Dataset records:

● ● ● ● ● ● ●

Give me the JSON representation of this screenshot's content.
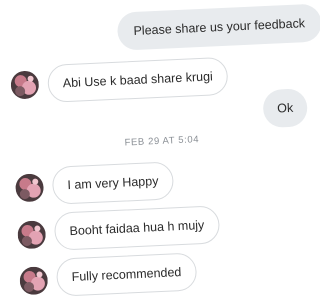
{
  "messages": [
    {
      "side": "out",
      "text": "Please share us your feedback"
    },
    {
      "side": "in",
      "text": "Abi Use k baad share krugi"
    },
    {
      "side": "out",
      "text": "Ok"
    },
    {
      "side": "in",
      "text": "I am very Happy"
    },
    {
      "side": "in",
      "text": "Booht faidaa hua h mujy"
    },
    {
      "side": "in",
      "text": "Fully recommended"
    }
  ],
  "timestamp": "FEB 29 AT 5:04",
  "colors": {
    "outgoing_bubble": "#e8ebee",
    "incoming_border": "#d8dbde",
    "timestamp_text": "#8a8f95"
  }
}
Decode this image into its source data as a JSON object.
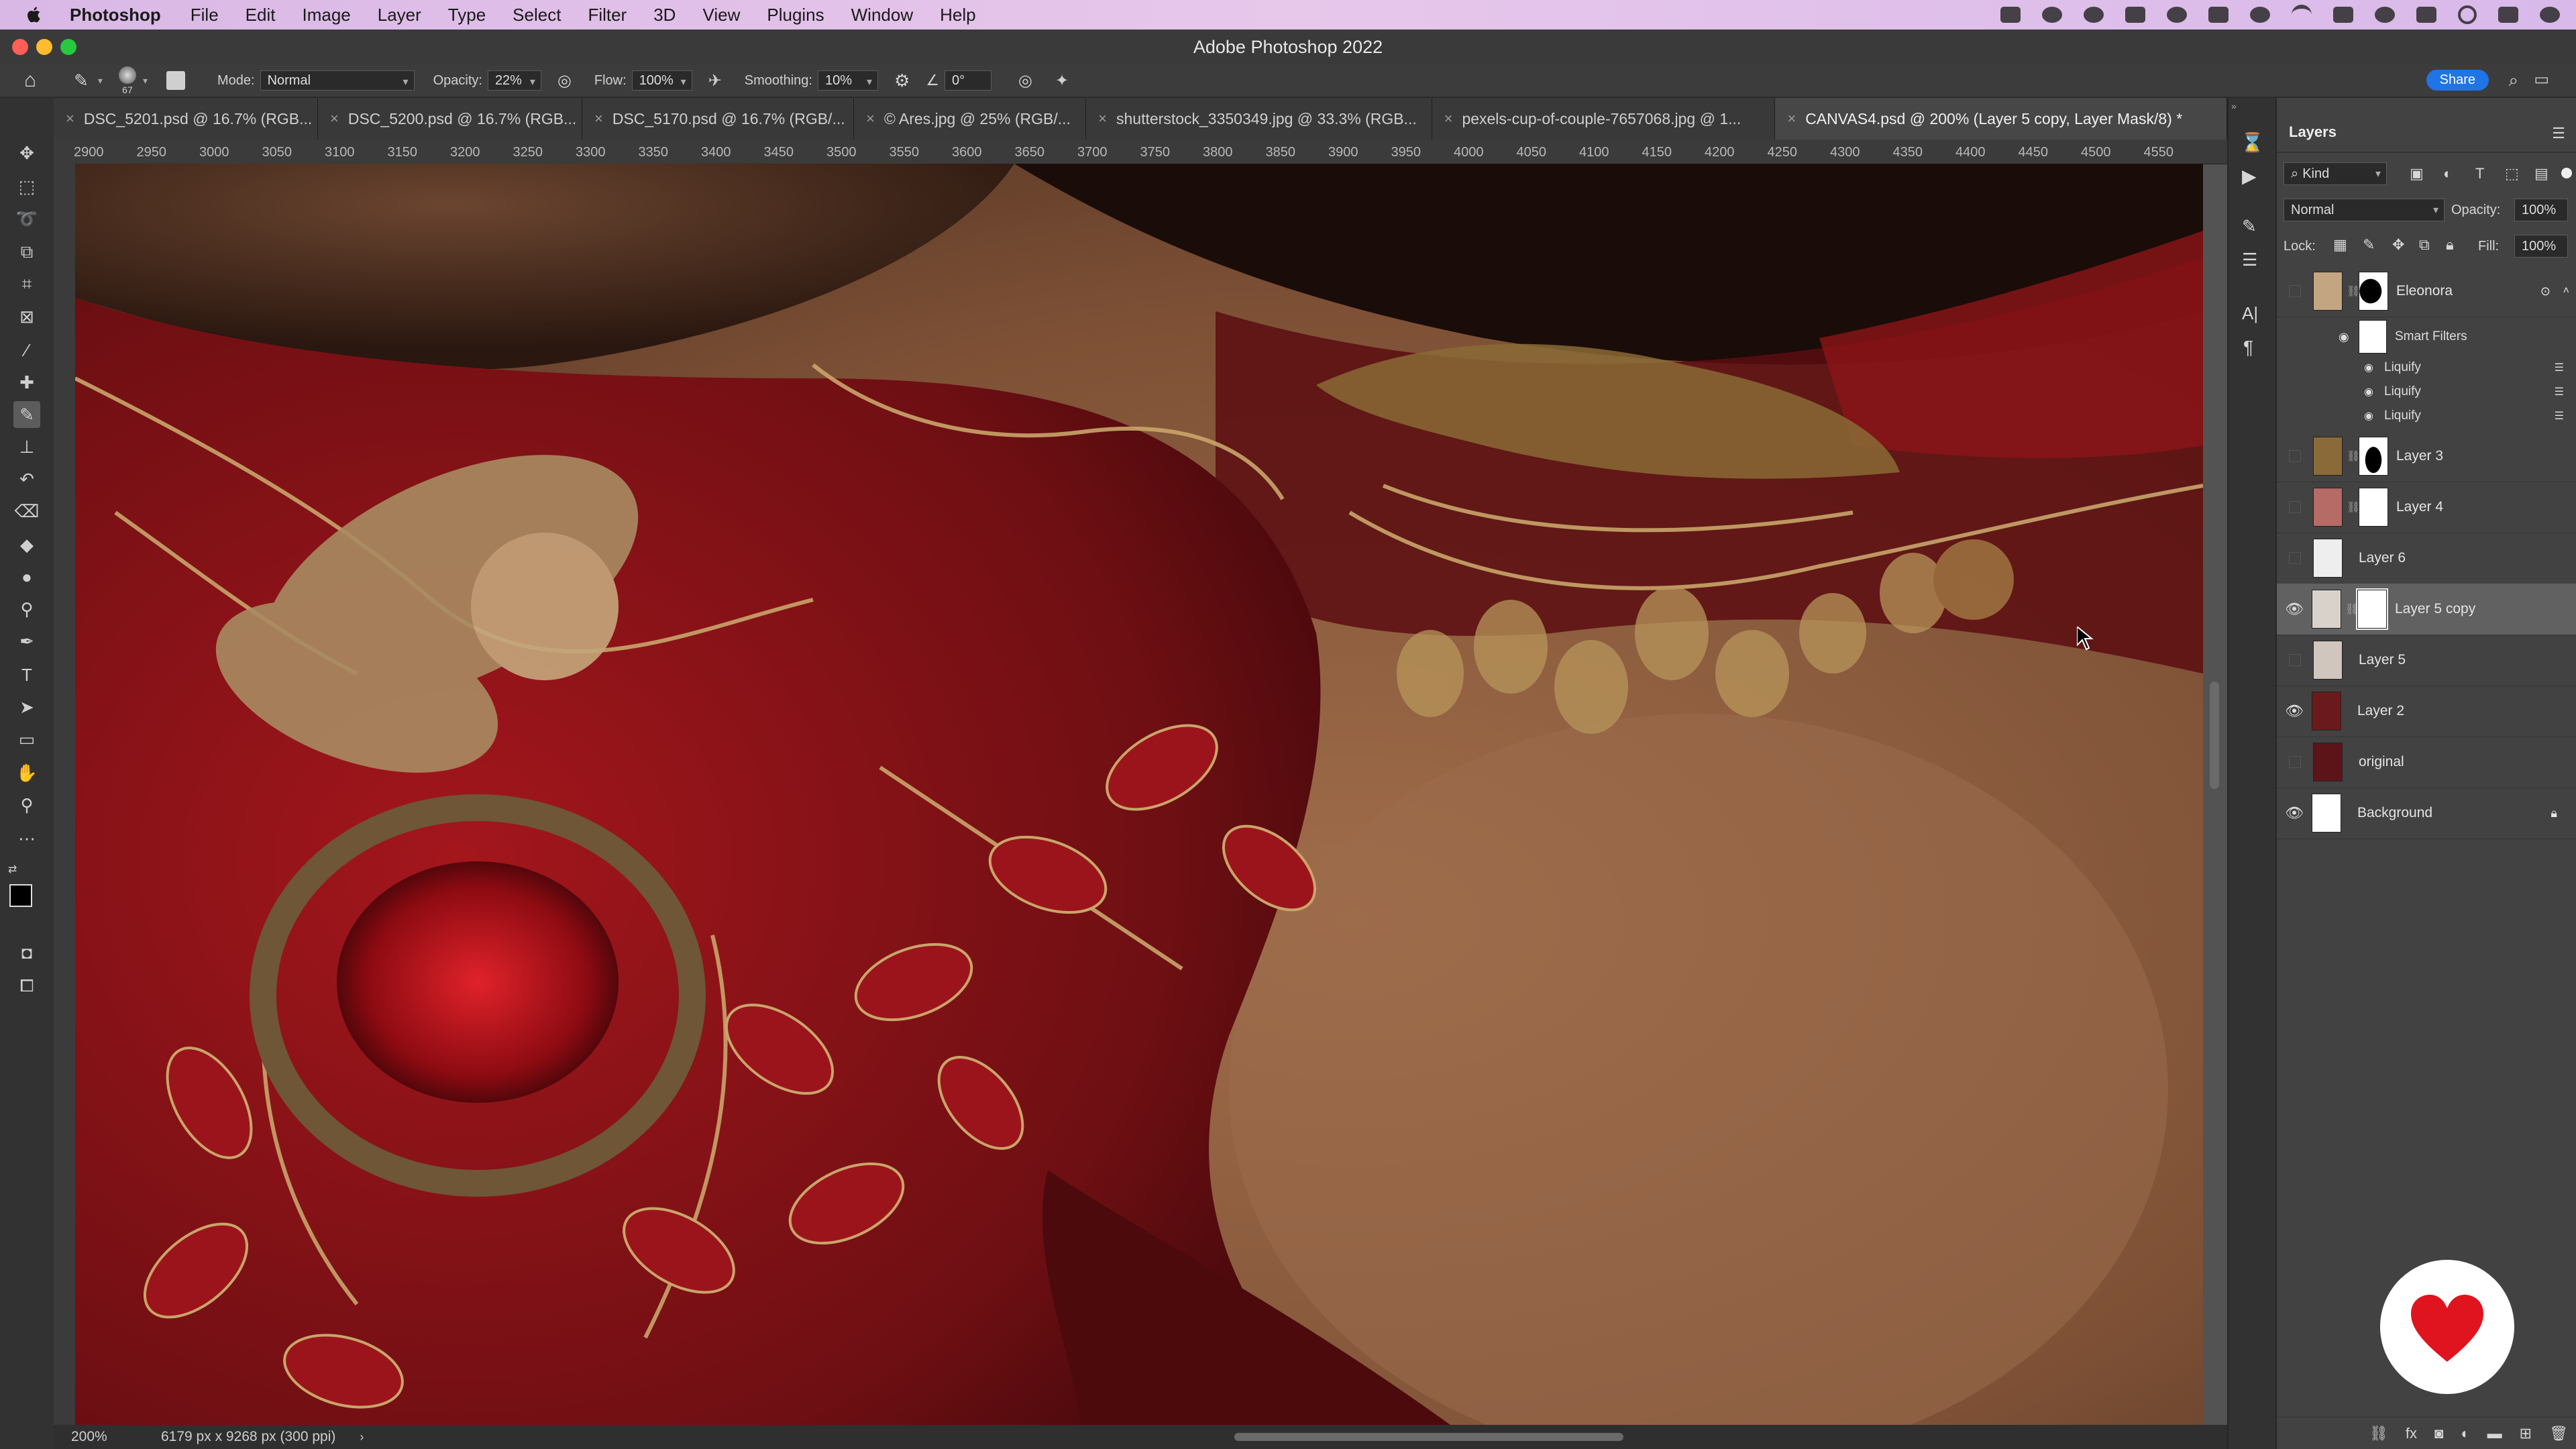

● ● ● ● ● ● ●

*EXERCISE DESCRIPTION*
Leave out the pictures and retype every line above exactly.

*COMPLETE OUTPUT*
Give me the JSON representation of this screenshot's content.
{
  "messages": [
    {
      "side": "out",
      "text": "Please share us your feedback"
    },
    {
      "side": "in",
      "text": "Abi Use k baad share krugi"
    },
    {
      "side": "out",
      "text": "Ok"
    },
    {
      "side": "in",
      "text": "I am very Happy"
    },
    {
      "side": "in",
      "text": "Booht faidaa hua h mujy"
    },
    {
      "side": "in",
      "text": "Fully recommended"
    }
  ],
  "timestamp": "FEB 29 AT 5:04",
  "colors": {
    "outgoing_bubble": "#e8ebee",
    "incoming_border": "#d8dbde",
    "timestamp_text": "#8a8f95"
  }
}
Decode this image into its source data as a JSON object.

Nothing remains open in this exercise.